Stored records:
+++

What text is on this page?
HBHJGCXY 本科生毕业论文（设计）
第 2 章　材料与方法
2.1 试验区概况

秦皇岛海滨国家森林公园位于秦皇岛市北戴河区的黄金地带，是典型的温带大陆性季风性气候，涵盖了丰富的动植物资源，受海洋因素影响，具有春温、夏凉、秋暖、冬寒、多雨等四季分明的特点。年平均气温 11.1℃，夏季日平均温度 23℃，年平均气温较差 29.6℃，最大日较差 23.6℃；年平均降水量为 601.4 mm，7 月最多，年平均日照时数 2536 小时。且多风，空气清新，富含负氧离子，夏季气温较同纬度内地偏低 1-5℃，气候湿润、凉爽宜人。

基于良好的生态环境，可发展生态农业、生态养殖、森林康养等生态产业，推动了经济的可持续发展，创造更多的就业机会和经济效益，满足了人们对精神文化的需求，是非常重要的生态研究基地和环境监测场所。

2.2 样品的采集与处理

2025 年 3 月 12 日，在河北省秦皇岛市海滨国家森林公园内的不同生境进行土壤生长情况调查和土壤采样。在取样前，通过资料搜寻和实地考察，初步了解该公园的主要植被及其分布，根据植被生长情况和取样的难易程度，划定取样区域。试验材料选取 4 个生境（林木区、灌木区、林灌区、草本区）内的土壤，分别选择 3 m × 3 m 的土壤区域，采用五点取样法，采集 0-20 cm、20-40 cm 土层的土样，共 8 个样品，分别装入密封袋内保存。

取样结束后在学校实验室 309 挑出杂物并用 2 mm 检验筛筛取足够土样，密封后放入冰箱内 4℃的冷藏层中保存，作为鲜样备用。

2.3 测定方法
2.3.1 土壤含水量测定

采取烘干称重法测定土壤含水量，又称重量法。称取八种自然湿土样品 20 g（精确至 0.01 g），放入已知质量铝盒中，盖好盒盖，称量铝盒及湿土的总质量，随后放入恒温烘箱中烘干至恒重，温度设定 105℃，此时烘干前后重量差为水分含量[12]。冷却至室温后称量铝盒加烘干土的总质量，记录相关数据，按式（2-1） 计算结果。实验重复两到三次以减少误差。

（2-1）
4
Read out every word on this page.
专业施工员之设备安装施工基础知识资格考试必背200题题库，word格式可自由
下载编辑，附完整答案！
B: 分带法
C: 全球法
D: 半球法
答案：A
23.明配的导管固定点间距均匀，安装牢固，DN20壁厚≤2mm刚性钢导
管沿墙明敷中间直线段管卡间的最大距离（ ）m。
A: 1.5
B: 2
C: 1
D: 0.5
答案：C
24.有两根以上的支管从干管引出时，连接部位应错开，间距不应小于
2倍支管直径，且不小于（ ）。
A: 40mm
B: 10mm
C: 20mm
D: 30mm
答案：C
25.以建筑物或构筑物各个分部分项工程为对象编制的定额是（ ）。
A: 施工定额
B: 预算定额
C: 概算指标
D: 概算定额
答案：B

+++

- [What is being asked]
Print every record above exactly as written.

- [Output of the task]
What text is on this page?
HBHJGCXY 本科生毕业论文（设计）
第 2 章　材料与方法
2.1 试验区概况

秦皇岛海滨国家森林公园位于秦皇岛市北戴河区的黄金地带，是典型的温带大陆性季风性气候，涵盖了丰富的动植物资源，受海洋因素影响，具有春温、夏凉、秋暖、冬寒、多雨等四季分明的特点。年平均气温 11.1℃，夏季日平均温度 23℃，年平均气温较差 29.6℃，最大日较差 23.6℃；年平均降水量为 601.4 mm，7 月最多，年平均日照时数 2536 小时。且多风，空气清新，富含负氧离子，夏季气温较同纬度内地偏低 1-5℃，气候湿润、凉爽宜人。

基于良好的生态环境，可发展生态农业、生态养殖、森林康养等生态产业，推动了经济的可持续发展，创造更多的就业机会和经济效益，满足了人们对精神文化的需求，是非常重要的生态研究基地和环境监测场所。

2.2 样品的采集与处理

2025 年 3 月 12 日，在河北省秦皇岛市海滨国家森林公园内的不同生境进行土壤生长情况调查和土壤采样。在取样前，通过资料搜寻和实地考察，初步了解该公园的主要植被及其分布，根据植被生长情况和取样的难易程度，划定取样区域。试验材料选取 4 个生境（林木区、灌木区、林灌区、草本区）内的土壤，分别选择 3 m × 3 m 的土壤区域，采用五点取样法，采集 0-20 cm、20-40 cm 土层的土样，共 8 个样品，分别装入密封袋内保存。

取样结束后在学校实验室 309 挑出杂物并用 2 mm 检验筛筛取足够土样，密封后放入冰箱内 4℃的冷藏层中保存，作为鲜样备用。

2.3 测定方法
2.3.1 土壤含水量测定

采取烘干称重法测定土壤含水量，又称重量法。称取八种自然湿土样品 20 g（精确至 0.01 g），放入已知质量铝盒中，盖好盒盖，称量铝盒及湿土的总质量，随后放入恒温烘箱中烘干至恒重，温度设定 105℃，此时烘干前后重量差为水分含量[12]。冷却至室温后称量铝盒加烘干土的总质量，记录相关数据，按式（2-1） 计算结果。实验重复两到三次以减少误差。

（2-1）
4
Read out every word on this page.
专业施工员之设备安装施工基础知识资格考试必背200题题库，word格式可自由
下载编辑，附完整答案！
B: 分带法
C: 全球法
D: 半球法
答案：A
23.明配的导管固定点间距均匀，安装牢固，DN20壁厚≤2mm刚性钢导
管沿墙明敷中间直线段管卡间的最大距离（ ）m。
A: 1.5
B: 2
C: 1
D: 0.5
答案：C
24.有两根以上的支管从干管引出时，连接部位应错开，间距不应小于
2倍支管直径，且不小于（ ）。
A: 40mm
B: 10mm
C: 20mm
D: 30mm
答案：C
25.以建筑物或构筑物各个分部分项工程为对象编制的定额是（ ）。
A: 施工定额
B: 预算定额
C: 概算指标
D: 概算定额
答案：B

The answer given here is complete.